◆ Set problem
Below are some entries. Copy each line that holds the string "irrigación".

Data entries
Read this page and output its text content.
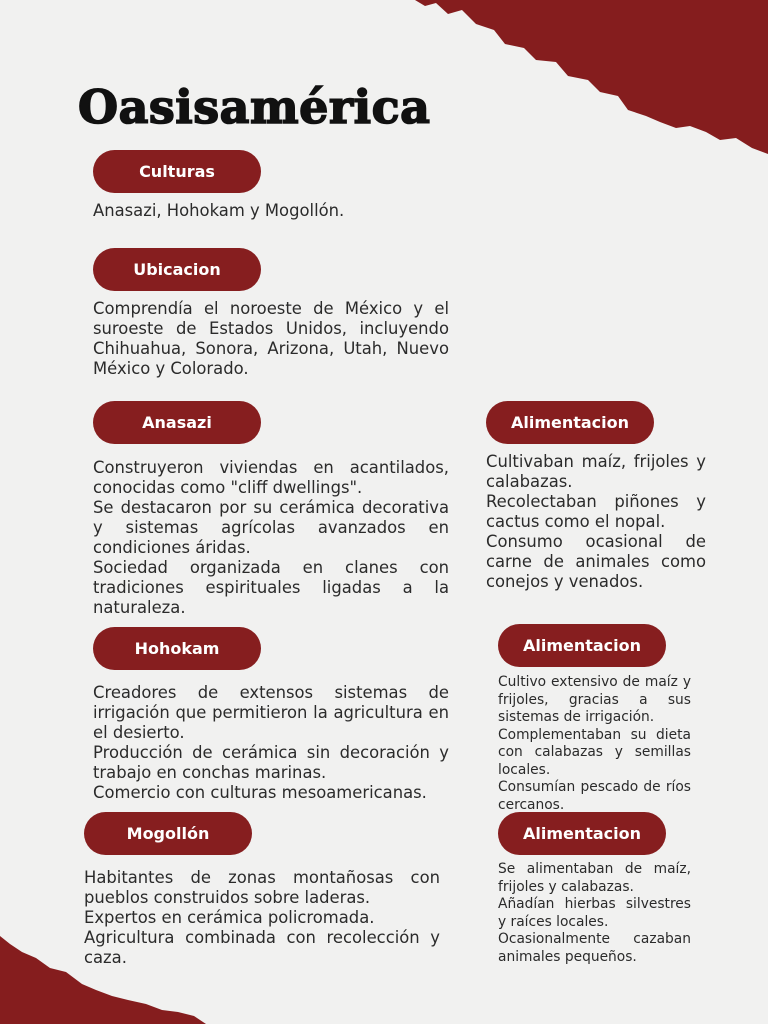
Oasisamérica
Culturas

Anasazi, Hohokam y Mogollón.

Ubicacion

Comprendía el noroeste de México y el suroeste de Estados Unidos, incluyendo Chihuahua, Sonora, Arizona, Utah, Nuevo México y Colorado.

Anasazi

Construyeron viviendas en acantilados, conocidas como "cliff dwellings".

Se destacaron por su cerámica decorativa y sistemas agrícolas avanzados en condiciones áridas.

Sociedad organizada en clanes con tradiciones espirituales ligadas a la naturaleza.

Alimentacion

Cultivaban maíz, frijoles y calabazas.

Recolectaban piñones y cactus como el nopal.

Consumo ocasional de carne de animales como conejos y venados.

Hohokam

Creadores de extensos sistemas de irrigación que permitieron la agricultura en el desierto.

Producción de cerámica sin decoración y trabajo en conchas marinas.

Comercio con culturas mesoamericanas.

Alimentacion

Cultivo extensivo de maíz y frijoles, gracias a sus sistemas de irrigación.

Complementaban su dieta con calabazas y semillas locales.

Consumían pescado de ríos cercanos.

Mogollón

Habitantes de zonas montañosas con pueblos construidos sobre laderas.

Expertos en cerámica policromada.

Agricultura combinada con recolección y caza.

Alimentacion

Se alimentaban de maíz, frijoles y calabazas.

Añadían hierbas silvestres y raíces locales.

Ocasionalmente cazaban animales pequeños.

◆ The result
Creadores de extensos sistemas de irrigación que permitieron la agricultura en el desierto.
Cultivo extensivo de maíz y frijoles, gracias a sus sistemas de irrigación.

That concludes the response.